Data rows.
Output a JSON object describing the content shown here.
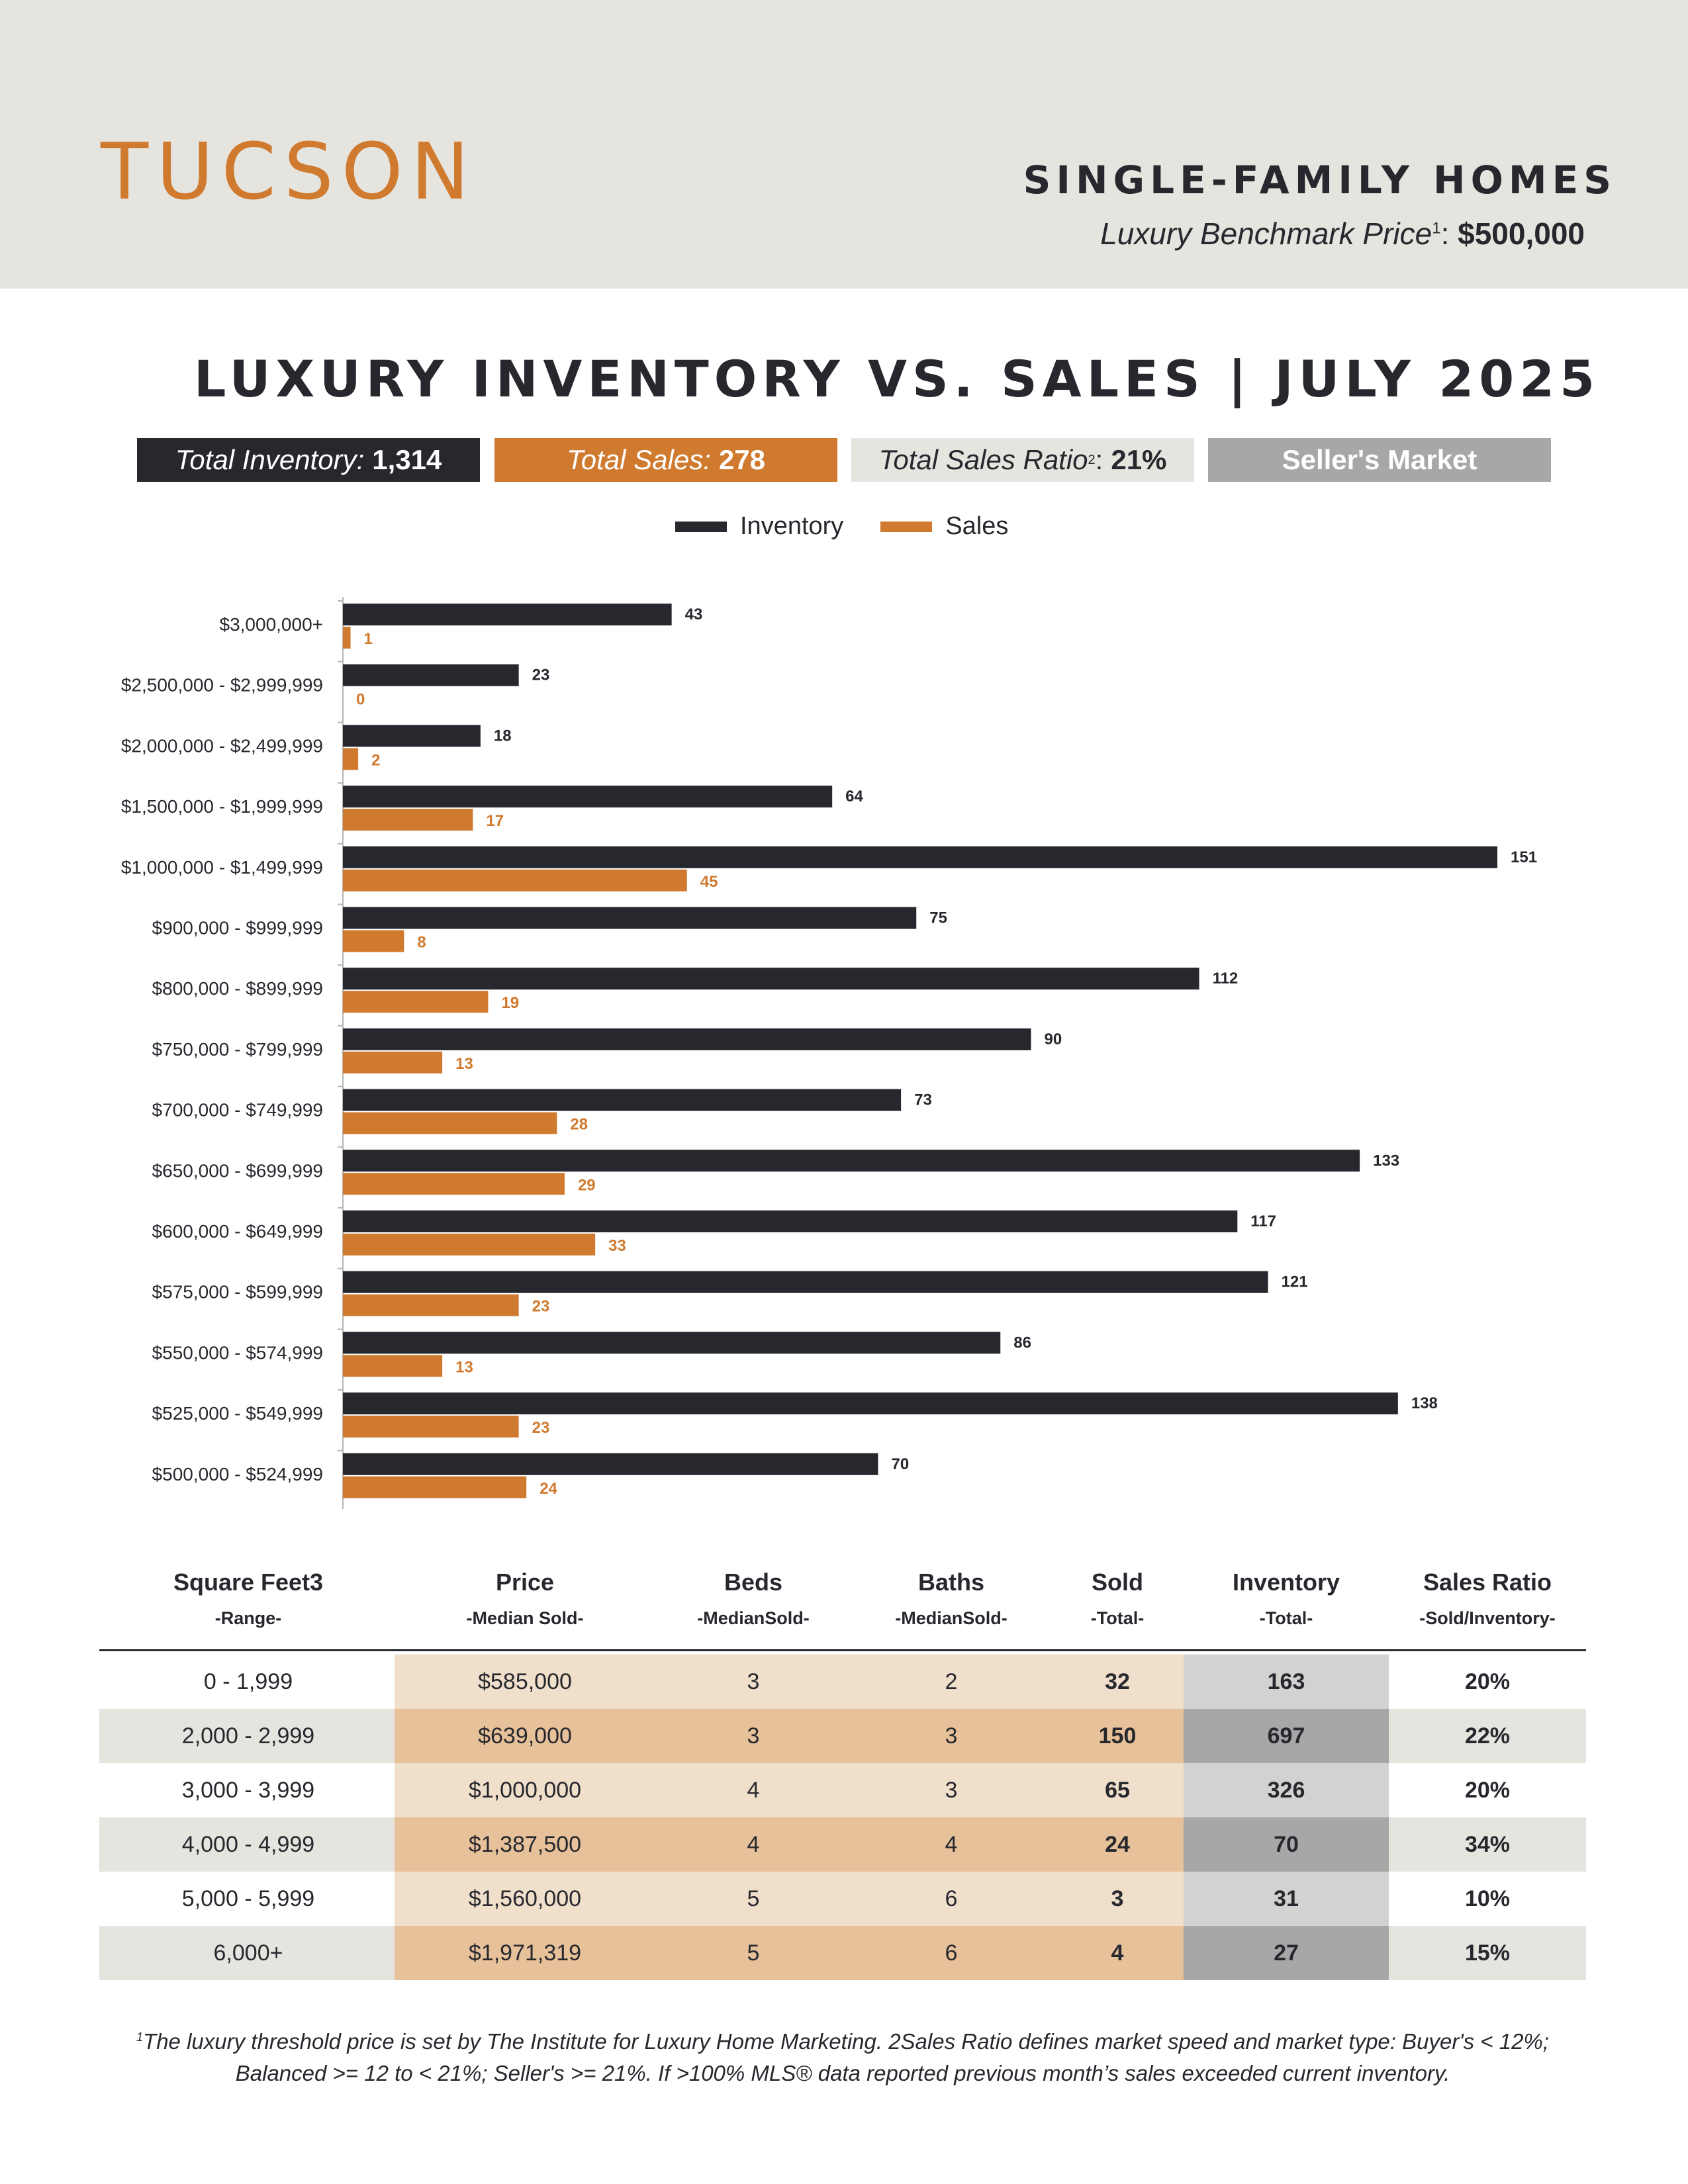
{
  "header": {
    "city": "TUCSON",
    "property_type": "SINGLE-FAMILY HOMES",
    "benchmark_label": "Luxury Benchmark Price",
    "benchmark_sup": "1",
    "benchmark_value": "$500,000"
  },
  "title": "LUXURY INVENTORY VS. SALES | JULY 2025",
  "stats": {
    "inventory_label": "Total Inventory:",
    "inventory_value": "1,314",
    "sales_label": "Total Sales:",
    "sales_value": "278",
    "ratio_label": "Total Sales Ratio",
    "ratio_sup": "2",
    "ratio_value": "21%",
    "market": "Seller's Market"
  },
  "colors": {
    "inventory": "#26282e",
    "sales": "#cf7a2e",
    "header_bg": "#e6e4df"
  },
  "chart_data": {
    "type": "bar",
    "orientation": "horizontal",
    "categories": [
      "$3,000,000+",
      "$2,500,000 - $2,999,999",
      "$2,000,000 - $2,499,999",
      "$1,500,000 - $1,999,999",
      "$1,000,000 - $1,499,999",
      "$900,000 - $999,999",
      "$800,000 - $899,999",
      "$750,000 - $799,999",
      "$700,000 - $749,999",
      "$650,000 - $699,999",
      "$600,000 - $649,999",
      "$575,000 - $599,999",
      "$550,000 - $574,999",
      "$525,000 - $549,999",
      "$500,000 - $524,999"
    ],
    "series": [
      {
        "name": "Inventory",
        "values": [
          43,
          23,
          18,
          64,
          151,
          75,
          112,
          90,
          73,
          133,
          117,
          121,
          86,
          138,
          70
        ]
      },
      {
        "name": "Sales",
        "values": [
          1,
          0,
          2,
          17,
          45,
          8,
          19,
          13,
          28,
          29,
          33,
          23,
          13,
          23,
          24
        ]
      }
    ],
    "xlim": [
      0,
      160
    ],
    "legend_position": "top-center",
    "grid": false
  },
  "table": {
    "headers": [
      {
        "title": "Square Feet3",
        "sub": "-Range-"
      },
      {
        "title": "Price",
        "sub": "-Median Sold-"
      },
      {
        "title": "Beds",
        "sub": "-MedianSold-"
      },
      {
        "title": "Baths",
        "sub": "-MedianSold-"
      },
      {
        "title": "Sold",
        "sub": "-Total-"
      },
      {
        "title": "Inventory",
        "sub": "-Total-"
      },
      {
        "title": "Sales Ratio",
        "sub": "-Sold/Inventory-"
      }
    ],
    "rows": [
      [
        "0 - 1,999",
        "$585,000",
        "3",
        "2",
        "32",
        "163",
        "20%"
      ],
      [
        "2,000 - 2,999",
        "$639,000",
        "3",
        "3",
        "150",
        "697",
        "22%"
      ],
      [
        "3,000 - 3,999",
        "$1,000,000",
        "4",
        "3",
        "65",
        "326",
        "20%"
      ],
      [
        "4,000 - 4,999",
        "$1,387,500",
        "4",
        "4",
        "24",
        "70",
        "34%"
      ],
      [
        "5,000 - 5,999",
        "$1,560,000",
        "5",
        "6",
        "3",
        "31",
        "10%"
      ],
      [
        "6,000+",
        "$1,971,319",
        "5",
        "6",
        "4",
        "27",
        "15%"
      ]
    ]
  },
  "footnote": {
    "sup": "1",
    "line1": "The luxury threshold price is set by The Institute for Luxury Home Marketing. 2Sales Ratio defines market speed and market type: Buyer's < 12%;",
    "line2": "Balanced >= 12 to < 21%; Seller's >= 21%. If >100% MLS® data reported previous month’s sales exceeded current inventory."
  }
}
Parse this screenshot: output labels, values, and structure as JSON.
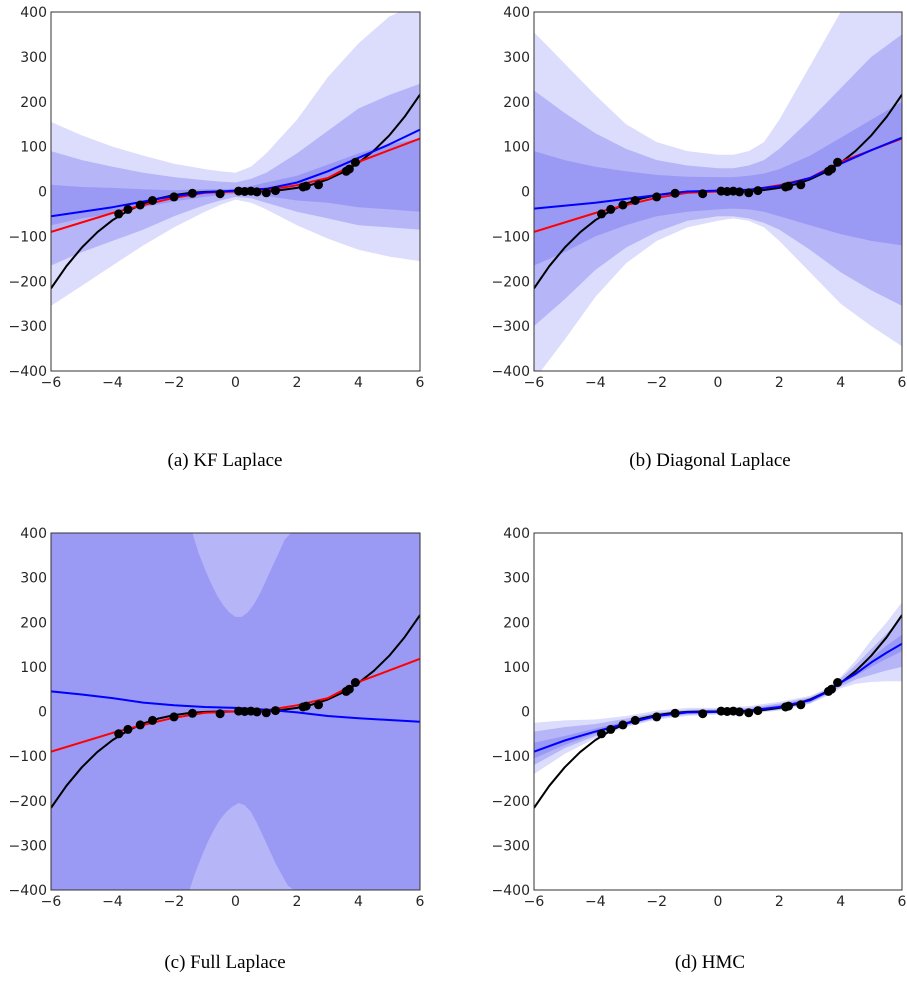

Exercise details. Select every line in the material above where the string "market" occurs, and copy it.

Result for this task.
    "market": "Seller's Market"
    "line1": "The luxury threshold price is set by The Institute for Luxury Home Marketing. 2Sales Ratio defines market speed and market type: Buyer's < 12%;",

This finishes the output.